— Directive —
Scan the entries below and report only how many lines contain "Convective".
start Provided information
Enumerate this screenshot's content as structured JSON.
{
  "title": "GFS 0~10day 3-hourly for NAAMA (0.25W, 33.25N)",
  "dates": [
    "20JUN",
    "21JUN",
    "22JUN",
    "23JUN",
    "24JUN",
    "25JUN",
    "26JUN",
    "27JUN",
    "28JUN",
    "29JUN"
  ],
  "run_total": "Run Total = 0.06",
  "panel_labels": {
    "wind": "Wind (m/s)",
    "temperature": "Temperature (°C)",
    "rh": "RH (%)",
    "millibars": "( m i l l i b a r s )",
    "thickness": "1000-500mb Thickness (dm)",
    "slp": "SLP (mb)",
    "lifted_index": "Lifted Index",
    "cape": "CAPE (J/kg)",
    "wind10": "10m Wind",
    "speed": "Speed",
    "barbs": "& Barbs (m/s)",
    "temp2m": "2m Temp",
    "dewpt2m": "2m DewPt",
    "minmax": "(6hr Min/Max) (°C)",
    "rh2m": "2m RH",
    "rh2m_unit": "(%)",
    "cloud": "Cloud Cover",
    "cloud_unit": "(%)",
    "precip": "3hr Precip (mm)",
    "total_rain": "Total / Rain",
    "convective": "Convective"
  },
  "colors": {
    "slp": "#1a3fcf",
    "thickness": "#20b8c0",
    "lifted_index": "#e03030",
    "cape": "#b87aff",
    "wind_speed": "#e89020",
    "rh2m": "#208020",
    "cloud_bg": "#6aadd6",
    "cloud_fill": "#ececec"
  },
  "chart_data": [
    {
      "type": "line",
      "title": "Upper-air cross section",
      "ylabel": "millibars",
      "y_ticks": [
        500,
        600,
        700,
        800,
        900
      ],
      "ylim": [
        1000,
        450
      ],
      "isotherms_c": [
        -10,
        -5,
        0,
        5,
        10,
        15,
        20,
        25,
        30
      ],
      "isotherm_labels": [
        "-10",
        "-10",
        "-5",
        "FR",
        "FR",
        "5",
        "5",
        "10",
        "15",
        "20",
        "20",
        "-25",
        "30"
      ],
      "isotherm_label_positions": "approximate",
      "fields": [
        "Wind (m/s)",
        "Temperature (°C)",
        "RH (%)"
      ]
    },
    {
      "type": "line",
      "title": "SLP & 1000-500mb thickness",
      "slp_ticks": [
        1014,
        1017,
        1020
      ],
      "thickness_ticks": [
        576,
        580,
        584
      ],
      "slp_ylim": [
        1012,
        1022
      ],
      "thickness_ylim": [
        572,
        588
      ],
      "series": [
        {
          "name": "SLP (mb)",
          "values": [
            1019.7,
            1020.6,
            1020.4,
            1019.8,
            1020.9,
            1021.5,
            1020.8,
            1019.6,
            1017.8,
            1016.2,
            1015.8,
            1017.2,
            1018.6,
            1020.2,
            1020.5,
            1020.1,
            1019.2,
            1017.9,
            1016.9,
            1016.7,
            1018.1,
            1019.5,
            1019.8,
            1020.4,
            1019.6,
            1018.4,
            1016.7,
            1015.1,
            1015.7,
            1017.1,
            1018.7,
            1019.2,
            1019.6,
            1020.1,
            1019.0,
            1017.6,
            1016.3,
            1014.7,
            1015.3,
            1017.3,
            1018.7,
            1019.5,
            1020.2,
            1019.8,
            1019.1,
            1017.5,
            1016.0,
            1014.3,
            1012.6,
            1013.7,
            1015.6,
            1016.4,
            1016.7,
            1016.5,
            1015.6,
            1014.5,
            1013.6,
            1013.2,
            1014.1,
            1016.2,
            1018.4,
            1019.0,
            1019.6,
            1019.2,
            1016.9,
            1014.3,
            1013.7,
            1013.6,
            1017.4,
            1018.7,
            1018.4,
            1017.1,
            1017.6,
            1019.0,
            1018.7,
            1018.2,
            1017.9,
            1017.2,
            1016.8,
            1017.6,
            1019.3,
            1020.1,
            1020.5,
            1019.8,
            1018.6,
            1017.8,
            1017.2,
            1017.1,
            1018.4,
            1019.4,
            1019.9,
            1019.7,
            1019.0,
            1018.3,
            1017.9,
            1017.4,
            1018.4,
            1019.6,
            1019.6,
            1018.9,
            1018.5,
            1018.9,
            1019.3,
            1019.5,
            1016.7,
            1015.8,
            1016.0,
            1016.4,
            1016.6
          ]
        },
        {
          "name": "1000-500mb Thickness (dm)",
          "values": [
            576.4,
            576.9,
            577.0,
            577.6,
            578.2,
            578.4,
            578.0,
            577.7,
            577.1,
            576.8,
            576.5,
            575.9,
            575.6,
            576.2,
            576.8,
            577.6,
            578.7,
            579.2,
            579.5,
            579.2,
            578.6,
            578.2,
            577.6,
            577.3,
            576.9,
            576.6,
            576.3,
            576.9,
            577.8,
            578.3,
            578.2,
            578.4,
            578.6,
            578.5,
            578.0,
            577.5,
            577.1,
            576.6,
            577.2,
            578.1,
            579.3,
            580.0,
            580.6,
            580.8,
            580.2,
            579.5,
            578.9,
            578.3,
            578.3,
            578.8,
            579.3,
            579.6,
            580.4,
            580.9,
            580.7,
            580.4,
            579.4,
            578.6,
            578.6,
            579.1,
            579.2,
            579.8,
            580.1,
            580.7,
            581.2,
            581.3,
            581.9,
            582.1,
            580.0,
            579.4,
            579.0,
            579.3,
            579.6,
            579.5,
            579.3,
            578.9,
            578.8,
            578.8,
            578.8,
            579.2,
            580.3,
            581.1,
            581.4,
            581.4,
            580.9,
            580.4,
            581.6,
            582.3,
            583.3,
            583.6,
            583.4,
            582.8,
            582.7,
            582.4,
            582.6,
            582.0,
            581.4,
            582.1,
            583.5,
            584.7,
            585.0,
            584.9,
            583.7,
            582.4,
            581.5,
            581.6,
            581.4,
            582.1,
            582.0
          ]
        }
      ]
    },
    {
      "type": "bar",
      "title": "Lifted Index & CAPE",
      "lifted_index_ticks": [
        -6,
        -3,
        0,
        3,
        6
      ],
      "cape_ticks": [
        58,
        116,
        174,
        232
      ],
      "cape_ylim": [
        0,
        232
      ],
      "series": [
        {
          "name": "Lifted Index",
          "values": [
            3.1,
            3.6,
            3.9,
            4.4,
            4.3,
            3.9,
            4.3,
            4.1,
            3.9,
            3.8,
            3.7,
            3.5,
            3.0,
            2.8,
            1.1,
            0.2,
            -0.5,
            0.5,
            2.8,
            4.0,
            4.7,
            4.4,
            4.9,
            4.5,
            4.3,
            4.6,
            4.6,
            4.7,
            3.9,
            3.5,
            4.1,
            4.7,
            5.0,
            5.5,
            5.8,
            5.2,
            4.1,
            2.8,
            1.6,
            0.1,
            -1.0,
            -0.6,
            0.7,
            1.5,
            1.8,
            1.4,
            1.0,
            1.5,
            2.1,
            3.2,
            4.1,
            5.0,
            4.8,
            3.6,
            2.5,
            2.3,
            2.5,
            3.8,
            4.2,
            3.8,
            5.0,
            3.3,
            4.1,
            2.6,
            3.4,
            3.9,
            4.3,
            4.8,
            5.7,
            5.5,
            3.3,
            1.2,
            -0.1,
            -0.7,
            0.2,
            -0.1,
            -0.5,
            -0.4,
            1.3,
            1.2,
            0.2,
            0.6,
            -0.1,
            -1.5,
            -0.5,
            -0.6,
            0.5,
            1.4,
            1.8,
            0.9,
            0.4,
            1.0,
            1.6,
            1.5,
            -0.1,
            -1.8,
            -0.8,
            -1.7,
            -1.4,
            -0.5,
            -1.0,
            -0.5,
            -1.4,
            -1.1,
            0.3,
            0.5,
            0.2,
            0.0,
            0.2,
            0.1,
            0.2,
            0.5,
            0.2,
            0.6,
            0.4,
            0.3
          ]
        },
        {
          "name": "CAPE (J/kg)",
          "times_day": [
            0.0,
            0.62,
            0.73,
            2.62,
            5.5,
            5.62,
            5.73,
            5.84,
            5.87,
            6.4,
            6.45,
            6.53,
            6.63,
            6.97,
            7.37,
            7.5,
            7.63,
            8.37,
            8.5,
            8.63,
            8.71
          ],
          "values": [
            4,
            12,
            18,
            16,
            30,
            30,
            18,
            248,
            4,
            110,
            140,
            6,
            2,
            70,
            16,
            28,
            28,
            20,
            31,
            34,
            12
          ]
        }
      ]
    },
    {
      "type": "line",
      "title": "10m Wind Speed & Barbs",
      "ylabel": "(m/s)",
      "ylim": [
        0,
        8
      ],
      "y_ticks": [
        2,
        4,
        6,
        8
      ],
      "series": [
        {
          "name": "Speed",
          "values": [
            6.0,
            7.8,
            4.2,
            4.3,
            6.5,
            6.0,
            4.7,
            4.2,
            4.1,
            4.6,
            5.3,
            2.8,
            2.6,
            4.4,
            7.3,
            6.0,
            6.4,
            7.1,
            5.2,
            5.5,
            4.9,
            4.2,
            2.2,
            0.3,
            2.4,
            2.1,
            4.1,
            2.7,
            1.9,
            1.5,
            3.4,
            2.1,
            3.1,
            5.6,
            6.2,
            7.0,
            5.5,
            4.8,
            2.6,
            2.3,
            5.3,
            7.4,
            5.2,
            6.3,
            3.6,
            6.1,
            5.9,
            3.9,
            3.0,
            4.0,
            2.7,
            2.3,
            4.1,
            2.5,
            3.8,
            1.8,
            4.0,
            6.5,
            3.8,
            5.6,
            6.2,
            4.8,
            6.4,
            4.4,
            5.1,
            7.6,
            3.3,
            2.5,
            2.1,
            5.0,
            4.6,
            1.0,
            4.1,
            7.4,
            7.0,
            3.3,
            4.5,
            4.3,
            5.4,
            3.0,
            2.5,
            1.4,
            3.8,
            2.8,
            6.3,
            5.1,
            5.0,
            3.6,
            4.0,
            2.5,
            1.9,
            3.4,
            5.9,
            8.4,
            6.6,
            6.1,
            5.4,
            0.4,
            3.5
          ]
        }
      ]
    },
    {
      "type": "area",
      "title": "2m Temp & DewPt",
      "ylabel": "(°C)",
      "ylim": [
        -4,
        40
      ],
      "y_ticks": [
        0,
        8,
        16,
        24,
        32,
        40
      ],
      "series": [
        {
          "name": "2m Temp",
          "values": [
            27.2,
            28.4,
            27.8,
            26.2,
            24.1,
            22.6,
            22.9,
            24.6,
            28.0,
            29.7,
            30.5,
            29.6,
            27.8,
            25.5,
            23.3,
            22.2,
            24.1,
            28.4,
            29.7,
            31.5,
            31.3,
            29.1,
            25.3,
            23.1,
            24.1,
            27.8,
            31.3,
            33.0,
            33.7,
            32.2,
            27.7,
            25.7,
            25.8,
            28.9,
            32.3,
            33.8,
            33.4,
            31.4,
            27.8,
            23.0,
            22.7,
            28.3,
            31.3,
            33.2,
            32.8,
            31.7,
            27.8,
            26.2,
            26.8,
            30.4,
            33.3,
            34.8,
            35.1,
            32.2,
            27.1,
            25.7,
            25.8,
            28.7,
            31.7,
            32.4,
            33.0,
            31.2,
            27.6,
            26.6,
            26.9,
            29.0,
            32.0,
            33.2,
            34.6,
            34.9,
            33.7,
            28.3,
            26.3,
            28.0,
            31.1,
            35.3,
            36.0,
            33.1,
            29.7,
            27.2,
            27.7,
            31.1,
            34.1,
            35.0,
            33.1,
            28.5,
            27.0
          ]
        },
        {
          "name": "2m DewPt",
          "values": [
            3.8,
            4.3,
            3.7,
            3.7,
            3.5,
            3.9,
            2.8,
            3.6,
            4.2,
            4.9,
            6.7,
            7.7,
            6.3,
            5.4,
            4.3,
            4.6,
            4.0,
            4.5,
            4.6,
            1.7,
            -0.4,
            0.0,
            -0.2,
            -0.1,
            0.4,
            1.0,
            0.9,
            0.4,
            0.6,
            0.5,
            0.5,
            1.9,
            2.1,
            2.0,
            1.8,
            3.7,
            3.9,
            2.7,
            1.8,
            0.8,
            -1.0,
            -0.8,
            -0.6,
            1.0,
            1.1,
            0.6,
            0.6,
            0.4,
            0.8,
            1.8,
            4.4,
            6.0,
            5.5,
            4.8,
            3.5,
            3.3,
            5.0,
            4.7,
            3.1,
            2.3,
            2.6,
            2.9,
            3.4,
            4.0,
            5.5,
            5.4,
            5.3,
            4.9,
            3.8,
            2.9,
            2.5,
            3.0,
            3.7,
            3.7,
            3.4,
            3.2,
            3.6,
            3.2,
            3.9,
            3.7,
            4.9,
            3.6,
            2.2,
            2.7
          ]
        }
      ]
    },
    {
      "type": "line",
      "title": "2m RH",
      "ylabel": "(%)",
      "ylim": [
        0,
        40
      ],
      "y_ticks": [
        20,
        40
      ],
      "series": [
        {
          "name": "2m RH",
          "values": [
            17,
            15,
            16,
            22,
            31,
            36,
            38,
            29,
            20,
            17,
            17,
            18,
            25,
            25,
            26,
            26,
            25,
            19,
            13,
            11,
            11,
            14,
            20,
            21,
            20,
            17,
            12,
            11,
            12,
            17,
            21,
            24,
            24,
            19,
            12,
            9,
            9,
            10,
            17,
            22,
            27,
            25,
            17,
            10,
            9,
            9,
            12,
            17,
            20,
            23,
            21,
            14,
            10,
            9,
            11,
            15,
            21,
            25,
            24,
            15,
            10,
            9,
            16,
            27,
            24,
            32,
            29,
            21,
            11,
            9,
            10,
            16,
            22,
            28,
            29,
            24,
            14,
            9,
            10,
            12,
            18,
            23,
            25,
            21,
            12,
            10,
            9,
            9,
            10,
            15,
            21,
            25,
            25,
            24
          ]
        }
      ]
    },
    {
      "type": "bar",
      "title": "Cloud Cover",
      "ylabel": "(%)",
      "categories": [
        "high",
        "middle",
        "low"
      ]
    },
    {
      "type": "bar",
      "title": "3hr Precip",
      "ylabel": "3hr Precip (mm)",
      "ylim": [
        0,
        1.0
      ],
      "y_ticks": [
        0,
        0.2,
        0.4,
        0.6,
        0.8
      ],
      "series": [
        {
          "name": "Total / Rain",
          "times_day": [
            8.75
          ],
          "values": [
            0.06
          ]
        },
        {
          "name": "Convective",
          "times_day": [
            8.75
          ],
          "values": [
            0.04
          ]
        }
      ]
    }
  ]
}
end Provided information
— Task answer —
2